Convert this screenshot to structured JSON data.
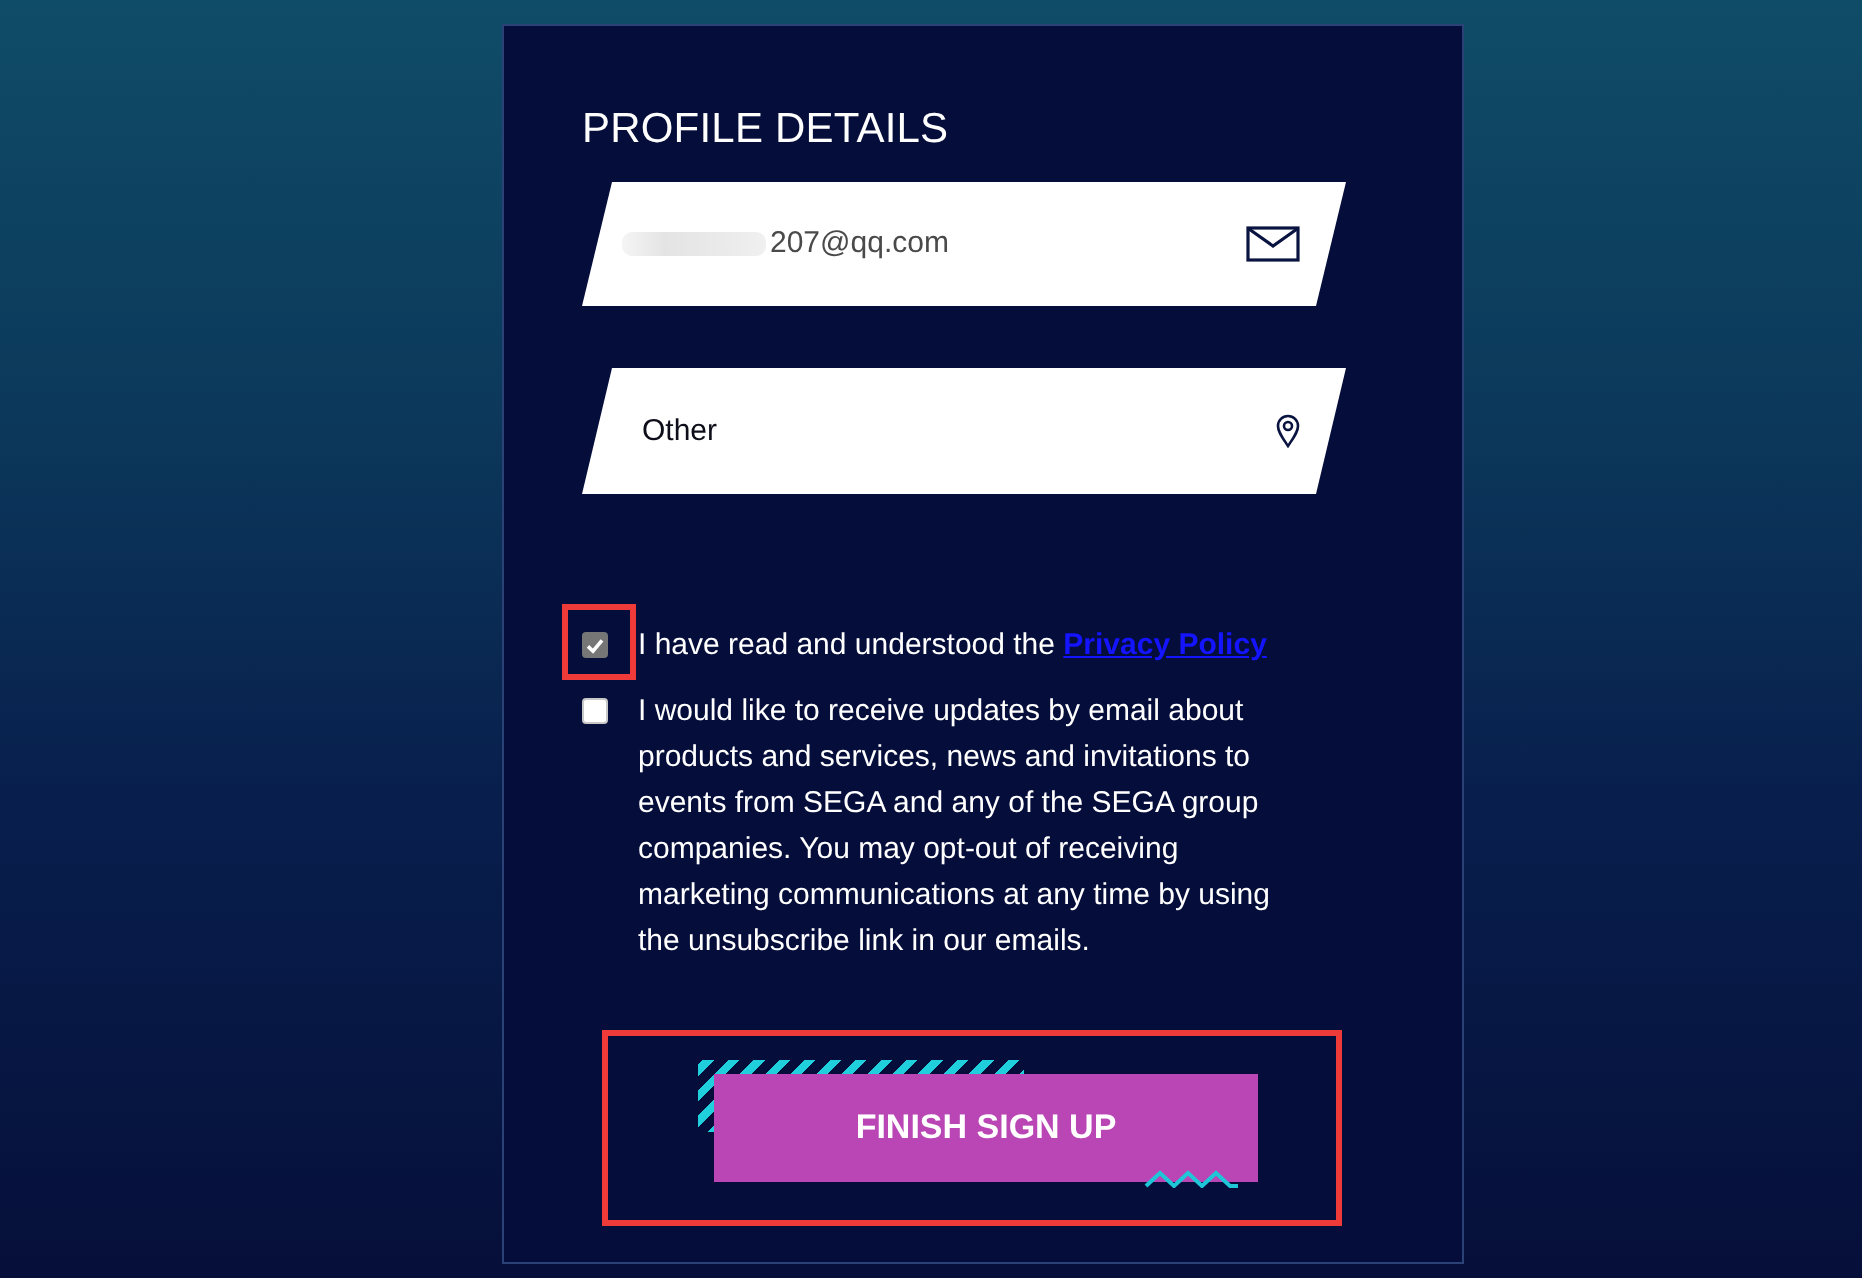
{
  "form": {
    "title": "PROFILE DETAILS"
  },
  "fields": [
    {
      "kind": "email",
      "value": "207@qq.com",
      "redacted": true
    },
    {
      "kind": "location",
      "value": "Other",
      "redacted": false
    }
  ],
  "consents": [
    {
      "checked": true,
      "highlighted": true,
      "text": "I have read and understood the ",
      "link": "Privacy Policy"
    },
    {
      "checked": false,
      "highlighted": false,
      "text": "I would like to receive updates by email about products and services, news and invitations to events from SEGA and any of the SEGA group companies. You may opt-out of receiving marketing communications at any time by using the unsubscribe link in our emails."
    }
  ],
  "submit": {
    "label": "FINISH SIGN UP",
    "highlighted": true
  }
}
•••
## Description of the task
Each line of the material must be retyped exactly, except that images are omitted.

## Answer to the task
Convert this screenshot to structured JSON data.
{
  "form": {
    "title": "PROFILE DETAILS"
  },
  "fields": [
    {
      "kind": "email",
      "value": "207@qq.com",
      "redacted": true
    },
    {
      "kind": "location",
      "value": "Other",
      "redacted": false
    }
  ],
  "consents": [
    {
      "checked": true,
      "highlighted": true,
      "text": "I have read and understood the ",
      "link": "Privacy Policy"
    },
    {
      "checked": false,
      "highlighted": false,
      "text": "I would like to receive updates by email about products and services, news and invitations to events from SEGA and any of the SEGA group companies. You may opt-out of receiving marketing communications at any time by using the unsubscribe link in our emails."
    }
  ],
  "submit": {
    "label": "FINISH SIGN UP",
    "highlighted": true
  }
}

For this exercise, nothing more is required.